WHAT IS ASKED: For each line below that contains the string "moſt", copy that line.

Stored entries
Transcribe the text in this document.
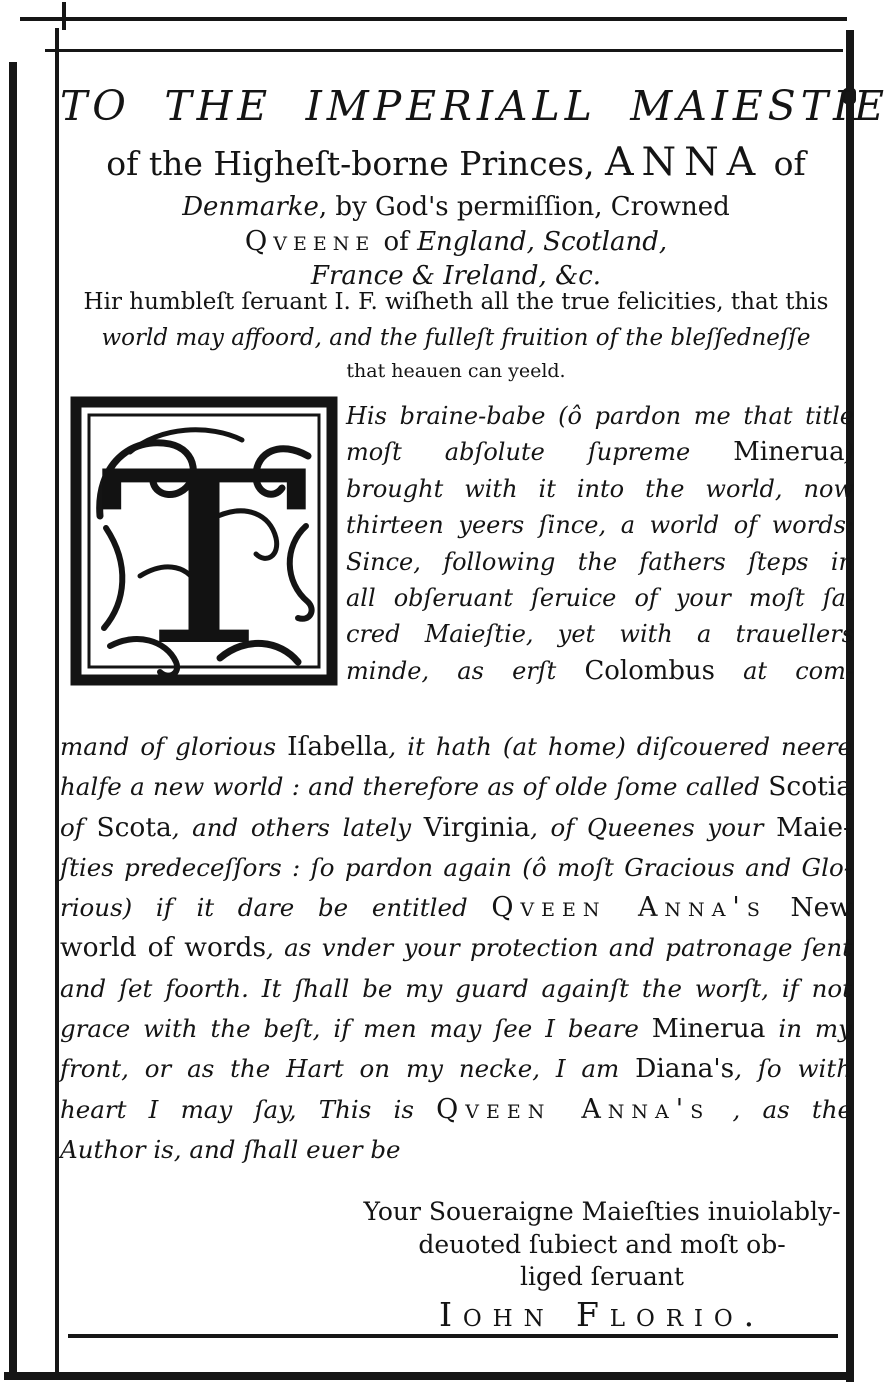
TO THE IMPERIALL MAIESTIE
of the Higheſt-borne Princes, ANNA of
Denmarke, by God's permiſſion, Crowned
Qveene of England, Scotland,
France & Ireland, &c.
Hir humbleſt ſeruant I. F. wiſheth all the true felicities, that this
world may affoord, and the fulleſt fruition of the bleſſedneſſe
that heauen can yeeld.
T
His braine-babe (ô pardon me that title
moſt abſolute ſupreme Minerua)
brought with it into the world, now
thirteen yeers ſince, a world of words:
Since, following the fathers ſteps in
all obſeruant ſeruice of your moſt ſa-
cred Maieſtie, yet with a trauellers
minde, as erſt Colombus at com-
mand of glorious Iſabella, it hath (at home) diſcouered neere
halfe a new world : and therefore as of olde ſome called Scotia
of Scota, and others lately Virginia, of Queenes your Maie-
ſties predeceſſors : ſo pardon again (ô moſt Gracious and Glo-
rious) if it dare be entitled Qveen Anna's New
world of words, as vnder your protection and patronage ſent
and ſet foorth. It ſhall be my guard againſt the worſt, if not
grace with the beſt, if men may ſee I beare Minerua in my
front, or as the Hart on my necke, I am Diana's, ſo with
heart I may ſay, This is Qveen Anna's , as the
Author is, and ſhall euer be
Your Soueraigne Maieſties inuiolably-
deuoted ſubiect and moſt ob-
liged ſeruant
Iohn Florio.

EXPECTED OUTPUT:
moſt abſolute ſupreme Minerua)
all obſeruant ſeruice of your moſt ſa-
ſties predeceſſors : ſo pardon again (ô moſt Gracious and Glo-
deuoted ſubiect and moſt ob-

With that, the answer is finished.